* WHAT YOU WILL DO
The data below is to be returned in full and exactly.

* RECORDS
****************************************

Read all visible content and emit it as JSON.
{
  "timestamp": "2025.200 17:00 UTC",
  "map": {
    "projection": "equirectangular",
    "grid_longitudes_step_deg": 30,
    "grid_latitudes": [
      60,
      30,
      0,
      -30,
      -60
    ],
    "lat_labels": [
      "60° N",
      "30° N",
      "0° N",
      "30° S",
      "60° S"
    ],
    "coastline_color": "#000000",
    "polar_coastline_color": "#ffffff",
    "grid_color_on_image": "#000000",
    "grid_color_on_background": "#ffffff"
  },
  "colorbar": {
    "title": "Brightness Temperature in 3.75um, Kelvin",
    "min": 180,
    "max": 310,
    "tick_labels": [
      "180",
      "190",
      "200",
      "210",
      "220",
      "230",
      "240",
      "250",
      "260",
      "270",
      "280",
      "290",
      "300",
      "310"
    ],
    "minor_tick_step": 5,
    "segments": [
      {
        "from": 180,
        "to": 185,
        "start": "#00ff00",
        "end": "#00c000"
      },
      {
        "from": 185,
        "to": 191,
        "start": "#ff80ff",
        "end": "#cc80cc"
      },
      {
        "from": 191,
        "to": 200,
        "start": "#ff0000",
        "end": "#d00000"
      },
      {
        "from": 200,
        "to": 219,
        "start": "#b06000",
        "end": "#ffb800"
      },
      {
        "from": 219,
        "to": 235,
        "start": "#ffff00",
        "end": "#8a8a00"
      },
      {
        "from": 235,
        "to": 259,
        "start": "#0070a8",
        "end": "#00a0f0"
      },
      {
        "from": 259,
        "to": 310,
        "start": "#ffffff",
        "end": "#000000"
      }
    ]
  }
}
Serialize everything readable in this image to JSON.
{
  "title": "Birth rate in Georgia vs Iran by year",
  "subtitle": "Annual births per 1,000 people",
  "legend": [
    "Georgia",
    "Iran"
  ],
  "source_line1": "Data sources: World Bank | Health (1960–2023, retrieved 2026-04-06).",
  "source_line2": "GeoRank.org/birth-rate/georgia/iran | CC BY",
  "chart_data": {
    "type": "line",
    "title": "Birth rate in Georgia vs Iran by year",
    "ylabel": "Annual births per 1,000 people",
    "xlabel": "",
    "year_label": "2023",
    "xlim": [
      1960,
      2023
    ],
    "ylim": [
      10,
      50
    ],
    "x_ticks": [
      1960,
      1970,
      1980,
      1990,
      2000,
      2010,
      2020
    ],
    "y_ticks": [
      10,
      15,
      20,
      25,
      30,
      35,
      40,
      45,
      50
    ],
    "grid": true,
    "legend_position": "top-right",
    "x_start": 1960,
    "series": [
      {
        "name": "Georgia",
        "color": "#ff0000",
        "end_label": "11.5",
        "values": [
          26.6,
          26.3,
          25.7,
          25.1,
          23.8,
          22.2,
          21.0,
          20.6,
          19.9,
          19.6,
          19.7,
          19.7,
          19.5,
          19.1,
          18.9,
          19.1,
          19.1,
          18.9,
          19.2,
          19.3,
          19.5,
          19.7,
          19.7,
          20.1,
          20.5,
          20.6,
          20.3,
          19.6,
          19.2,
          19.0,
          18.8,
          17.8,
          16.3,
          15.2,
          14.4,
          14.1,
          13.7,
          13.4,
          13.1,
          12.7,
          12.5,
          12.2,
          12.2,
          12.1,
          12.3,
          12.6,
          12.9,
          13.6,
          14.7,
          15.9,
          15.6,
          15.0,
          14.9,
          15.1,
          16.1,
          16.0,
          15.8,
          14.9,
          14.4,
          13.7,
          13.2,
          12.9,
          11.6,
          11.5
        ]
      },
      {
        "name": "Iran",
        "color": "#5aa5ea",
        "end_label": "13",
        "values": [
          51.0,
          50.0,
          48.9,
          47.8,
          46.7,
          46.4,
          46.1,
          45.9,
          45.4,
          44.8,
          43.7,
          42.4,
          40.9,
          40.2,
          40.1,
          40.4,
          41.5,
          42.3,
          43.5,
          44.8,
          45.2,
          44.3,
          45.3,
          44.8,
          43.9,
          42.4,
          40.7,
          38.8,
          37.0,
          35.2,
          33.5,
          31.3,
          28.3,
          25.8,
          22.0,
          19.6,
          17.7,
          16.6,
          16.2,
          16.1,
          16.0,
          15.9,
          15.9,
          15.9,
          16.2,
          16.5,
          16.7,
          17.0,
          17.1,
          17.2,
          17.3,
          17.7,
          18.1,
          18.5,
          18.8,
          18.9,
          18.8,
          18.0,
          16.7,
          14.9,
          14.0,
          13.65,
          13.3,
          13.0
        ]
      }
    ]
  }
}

****************************************

* TASK RESULT
Read all visible content and emit it as JSON.
{
  "timestamp": "2025.200 17:00 UTC",
  "map": {
    "projection": "equirectangular",
    "grid_longitudes_step_deg": 30,
    "grid_latitudes": [
      60,
      30,
      0,
      -30,
      -60
    ],
    "lat_labels": [
      "60° N",
      "30° N",
      "0° N",
      "30° S",
      "60° S"
    ],
    "coastline_color": "#000000",
    "polar_coastline_color": "#ffffff",
    "grid_color_on_image": "#000000",
    "grid_color_on_background": "#ffffff"
  },
  "colorbar": {
    "title": "Brightness Temperature in 3.75um, Kelvin",
    "min": 180,
    "max": 310,
    "tick_labels": [
      "180",
      "190",
      "200",
      "210",
      "220",
      "230",
      "240",
      "250",
      "260",
      "270",
      "280",
      "290",
      "300",
      "310"
    ],
    "minor_tick_step": 5,
    "segments": [
      {
        "from": 180,
        "to": 185,
        "start": "#00ff00",
        "end": "#00c000"
      },
      {
        "from": 185,
        "to": 191,
        "start": "#ff80ff",
        "end": "#cc80cc"
      },
      {
        "from": 191,
        "to": 200,
        "start": "#ff0000",
        "end": "#d00000"
      },
      {
        "from": 200,
        "to": 219,
        "start": "#b06000",
        "end": "#ffb800"
      },
      {
        "from": 219,
        "to": 235,
        "start": "#ffff00",
        "end": "#8a8a00"
      },
      {
        "from": 235,
        "to": 259,
        "start": "#0070a8",
        "end": "#00a0f0"
      },
      {
        "from": 259,
        "to": 310,
        "start": "#ffffff",
        "end": "#000000"
      }
    ]
  }
}
Serialize everything readable in this image to JSON.
{
  "title": "Birth rate in Georgia vs Iran by year",
  "subtitle": "Annual births per 1,000 people",
  "legend": [
    "Georgia",
    "Iran"
  ],
  "source_line1": "Data sources: World Bank | Health (1960–2023, retrieved 2026-04-06).",
  "source_line2": "GeoRank.org/birth-rate/georgia/iran | CC BY",
  "chart_data": {
    "type": "line",
    "title": "Birth rate in Georgia vs Iran by year",
    "ylabel": "Annual births per 1,000 people",
    "xlabel": "",
    "year_label": "2023",
    "xlim": [
      1960,
      2023
    ],
    "ylim": [
      10,
      50
    ],
    "x_ticks": [
      1960,
      1970,
      1980,
      1990,
      2000,
      2010,
      2020
    ],
    "y_ticks": [
      10,
      15,
      20,
      25,
      30,
      35,
      40,
      45,
      50
    ],
    "grid": true,
    "legend_position": "top-right",
    "x_start": 1960,
    "series": [
      {
        "name": "Georgia",
        "color": "#ff0000",
        "end_label": "11.5",
        "values": [
          26.6,
          26.3,
          25.7,
          25.1,
          23.8,
          22.2,
          21.0,
          20.6,
          19.9,
          19.6,
          19.7,
          19.7,
          19.5,
          19.1,
          18.9,
          19.1,
          19.1,
          18.9,
          19.2,
          19.3,
          19.5,
          19.7,
          19.7,
          20.1,
          20.5,
          20.6,
          20.3,
          19.6,
          19.2,
          19.0,
          18.8,
          17.8,
          16.3,
          15.2,
          14.4,
          14.1,
          13.7,
          13.4,
          13.1,
          12.7,
          12.5,
          12.2,
          12.2,
          12.1,
          12.3,
          12.6,
          12.9,
          13.6,
          14.7,
          15.9,
          15.6,
          15.0,
          14.9,
          15.1,
          16.1,
          16.0,
          15.8,
          14.9,
          14.4,
          13.7,
          13.2,
          12.9,
          11.6,
          11.5
        ]
      },
      {
        "name": "Iran",
        "color": "#5aa5ea",
        "end_label": "13",
        "values": [
          51.0,
          50.0,
          48.9,
          47.8,
          46.7,
          46.4,
          46.1,
          45.9,
          45.4,
          44.8,
          43.7,
          42.4,
          40.9,
          40.2,
          40.1,
          40.4,
          41.5,
          42.3,
          43.5,
          44.8,
          45.2,
          44.3,
          45.3,
          44.8,
          43.9,
          42.4,
          40.7,
          38.8,
          37.0,
          35.2,
          33.5,
          31.3,
          28.3,
          25.8,
          22.0,
          19.6,
          17.7,
          16.6,
          16.2,
          16.1,
          16.0,
          15.9,
          15.9,
          15.9,
          16.2,
          16.5,
          16.7,
          17.0,
          17.1,
          17.2,
          17.3,
          17.7,
          18.1,
          18.5,
          18.8,
          18.9,
          18.8,
          18.0,
          16.7,
          14.9,
          14.0,
          13.65,
          13.3,
          13.0
        ]
      }
    ]
  }
}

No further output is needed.